WORK TO BE COMPLETED: Count how many lines of the data below contain the string "Life"; the reply should be that number alone.
------ RECORDS SHOWN ------
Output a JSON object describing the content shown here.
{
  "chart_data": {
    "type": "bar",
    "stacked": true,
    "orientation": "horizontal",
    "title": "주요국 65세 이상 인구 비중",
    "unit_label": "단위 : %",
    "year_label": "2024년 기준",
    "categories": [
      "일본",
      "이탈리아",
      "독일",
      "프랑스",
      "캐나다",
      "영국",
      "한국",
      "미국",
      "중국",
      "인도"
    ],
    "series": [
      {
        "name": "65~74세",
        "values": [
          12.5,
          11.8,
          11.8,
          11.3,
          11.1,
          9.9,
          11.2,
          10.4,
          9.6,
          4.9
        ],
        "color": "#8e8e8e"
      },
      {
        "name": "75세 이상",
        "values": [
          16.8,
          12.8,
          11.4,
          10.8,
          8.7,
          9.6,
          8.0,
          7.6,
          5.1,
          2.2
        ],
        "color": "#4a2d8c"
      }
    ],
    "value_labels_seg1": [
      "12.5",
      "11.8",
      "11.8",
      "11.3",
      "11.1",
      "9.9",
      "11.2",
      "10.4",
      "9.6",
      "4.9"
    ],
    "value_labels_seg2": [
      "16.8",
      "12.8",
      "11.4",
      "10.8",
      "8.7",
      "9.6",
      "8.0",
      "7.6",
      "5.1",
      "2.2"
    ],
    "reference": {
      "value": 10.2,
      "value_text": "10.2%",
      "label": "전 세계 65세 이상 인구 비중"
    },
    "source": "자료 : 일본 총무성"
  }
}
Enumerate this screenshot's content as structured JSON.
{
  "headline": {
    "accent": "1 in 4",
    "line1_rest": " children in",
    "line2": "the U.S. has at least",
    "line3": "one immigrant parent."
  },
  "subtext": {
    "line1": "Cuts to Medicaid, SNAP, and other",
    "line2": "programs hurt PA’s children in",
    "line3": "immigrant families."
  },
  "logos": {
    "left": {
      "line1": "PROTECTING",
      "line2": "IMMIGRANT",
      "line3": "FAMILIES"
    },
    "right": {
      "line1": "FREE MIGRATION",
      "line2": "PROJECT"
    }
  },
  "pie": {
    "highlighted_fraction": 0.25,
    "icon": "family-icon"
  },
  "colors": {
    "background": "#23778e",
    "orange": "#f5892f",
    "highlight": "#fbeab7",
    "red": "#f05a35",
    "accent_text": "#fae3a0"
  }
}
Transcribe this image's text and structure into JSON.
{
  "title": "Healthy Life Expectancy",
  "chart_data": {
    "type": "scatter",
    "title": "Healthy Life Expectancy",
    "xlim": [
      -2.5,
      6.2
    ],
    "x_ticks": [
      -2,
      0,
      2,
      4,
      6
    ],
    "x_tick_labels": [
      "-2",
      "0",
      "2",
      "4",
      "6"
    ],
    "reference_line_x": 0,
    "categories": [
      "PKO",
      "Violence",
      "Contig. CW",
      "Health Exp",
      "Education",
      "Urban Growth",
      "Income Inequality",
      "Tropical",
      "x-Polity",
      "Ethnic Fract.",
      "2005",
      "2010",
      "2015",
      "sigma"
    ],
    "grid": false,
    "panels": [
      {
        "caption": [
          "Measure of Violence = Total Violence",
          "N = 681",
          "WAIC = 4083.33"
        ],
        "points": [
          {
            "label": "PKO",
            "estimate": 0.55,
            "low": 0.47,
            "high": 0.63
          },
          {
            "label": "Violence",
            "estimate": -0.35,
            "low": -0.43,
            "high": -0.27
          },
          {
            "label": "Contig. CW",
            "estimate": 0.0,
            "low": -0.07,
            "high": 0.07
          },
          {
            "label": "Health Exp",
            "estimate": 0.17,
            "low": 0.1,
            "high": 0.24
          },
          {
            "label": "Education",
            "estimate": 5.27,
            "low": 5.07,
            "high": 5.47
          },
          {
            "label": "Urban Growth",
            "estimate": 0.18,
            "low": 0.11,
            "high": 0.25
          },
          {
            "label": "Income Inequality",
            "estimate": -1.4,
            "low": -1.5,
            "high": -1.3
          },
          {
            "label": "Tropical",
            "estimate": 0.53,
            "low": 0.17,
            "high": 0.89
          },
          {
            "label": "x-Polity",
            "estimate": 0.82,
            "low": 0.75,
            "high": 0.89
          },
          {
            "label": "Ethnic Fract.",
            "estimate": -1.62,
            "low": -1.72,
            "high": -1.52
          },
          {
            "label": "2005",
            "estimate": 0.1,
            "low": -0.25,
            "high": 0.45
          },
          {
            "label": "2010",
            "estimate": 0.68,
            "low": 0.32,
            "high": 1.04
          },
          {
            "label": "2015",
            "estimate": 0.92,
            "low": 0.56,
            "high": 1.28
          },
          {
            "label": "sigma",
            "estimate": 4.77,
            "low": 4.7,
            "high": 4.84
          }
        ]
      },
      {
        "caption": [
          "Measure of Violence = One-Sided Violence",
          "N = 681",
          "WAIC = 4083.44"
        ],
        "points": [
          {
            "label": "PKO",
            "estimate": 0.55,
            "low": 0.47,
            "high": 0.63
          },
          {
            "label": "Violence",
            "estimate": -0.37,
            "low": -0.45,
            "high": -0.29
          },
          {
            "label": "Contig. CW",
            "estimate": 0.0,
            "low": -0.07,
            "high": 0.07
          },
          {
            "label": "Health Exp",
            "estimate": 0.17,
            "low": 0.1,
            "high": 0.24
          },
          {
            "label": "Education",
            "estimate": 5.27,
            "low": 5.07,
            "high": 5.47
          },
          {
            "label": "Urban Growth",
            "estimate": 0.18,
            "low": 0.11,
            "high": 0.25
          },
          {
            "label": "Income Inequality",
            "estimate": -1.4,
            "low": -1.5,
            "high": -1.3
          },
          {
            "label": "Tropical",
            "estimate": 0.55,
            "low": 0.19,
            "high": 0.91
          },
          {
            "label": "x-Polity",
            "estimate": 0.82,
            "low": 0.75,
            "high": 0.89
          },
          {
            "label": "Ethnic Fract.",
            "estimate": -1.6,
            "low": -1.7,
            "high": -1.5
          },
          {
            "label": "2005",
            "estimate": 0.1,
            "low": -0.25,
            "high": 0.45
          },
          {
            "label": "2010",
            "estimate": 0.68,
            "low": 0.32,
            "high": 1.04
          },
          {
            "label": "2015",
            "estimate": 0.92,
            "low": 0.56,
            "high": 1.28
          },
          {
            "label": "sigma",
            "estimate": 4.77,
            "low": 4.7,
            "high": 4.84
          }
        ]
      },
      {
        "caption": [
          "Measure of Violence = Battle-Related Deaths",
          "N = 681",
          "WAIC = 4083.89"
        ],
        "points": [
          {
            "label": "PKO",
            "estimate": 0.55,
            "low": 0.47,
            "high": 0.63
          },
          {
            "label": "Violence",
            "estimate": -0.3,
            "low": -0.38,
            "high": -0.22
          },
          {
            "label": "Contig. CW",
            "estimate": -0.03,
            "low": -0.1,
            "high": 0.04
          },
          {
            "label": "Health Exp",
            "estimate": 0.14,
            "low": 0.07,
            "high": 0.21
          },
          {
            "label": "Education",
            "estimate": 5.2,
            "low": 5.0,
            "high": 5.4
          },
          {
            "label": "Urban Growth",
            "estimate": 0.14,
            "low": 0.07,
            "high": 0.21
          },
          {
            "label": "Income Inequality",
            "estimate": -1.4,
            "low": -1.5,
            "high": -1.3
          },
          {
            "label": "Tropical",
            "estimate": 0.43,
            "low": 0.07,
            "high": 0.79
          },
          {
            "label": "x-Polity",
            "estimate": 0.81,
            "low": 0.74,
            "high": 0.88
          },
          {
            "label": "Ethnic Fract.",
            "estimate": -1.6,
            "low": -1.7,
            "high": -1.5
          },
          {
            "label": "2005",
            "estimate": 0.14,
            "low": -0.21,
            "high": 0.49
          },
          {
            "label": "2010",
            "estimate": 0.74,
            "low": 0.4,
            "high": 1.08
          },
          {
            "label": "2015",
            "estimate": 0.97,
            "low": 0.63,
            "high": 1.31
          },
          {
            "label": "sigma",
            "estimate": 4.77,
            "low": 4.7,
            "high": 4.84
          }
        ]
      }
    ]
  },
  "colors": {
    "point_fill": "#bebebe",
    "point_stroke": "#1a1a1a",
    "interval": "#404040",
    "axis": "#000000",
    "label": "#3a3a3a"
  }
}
------
------ RECORDS SHOWN ------
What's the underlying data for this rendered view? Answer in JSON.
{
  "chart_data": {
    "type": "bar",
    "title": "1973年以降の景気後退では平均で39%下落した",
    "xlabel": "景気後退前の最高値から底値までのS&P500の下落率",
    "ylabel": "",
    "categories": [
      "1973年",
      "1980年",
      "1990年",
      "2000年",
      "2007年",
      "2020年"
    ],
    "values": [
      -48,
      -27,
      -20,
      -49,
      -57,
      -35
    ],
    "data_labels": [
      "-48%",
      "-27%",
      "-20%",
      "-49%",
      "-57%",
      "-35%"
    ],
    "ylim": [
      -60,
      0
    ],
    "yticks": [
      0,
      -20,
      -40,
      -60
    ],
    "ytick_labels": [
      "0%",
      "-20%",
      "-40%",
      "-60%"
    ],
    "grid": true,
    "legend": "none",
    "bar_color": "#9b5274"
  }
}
------
CORRECT RESPONSE: 2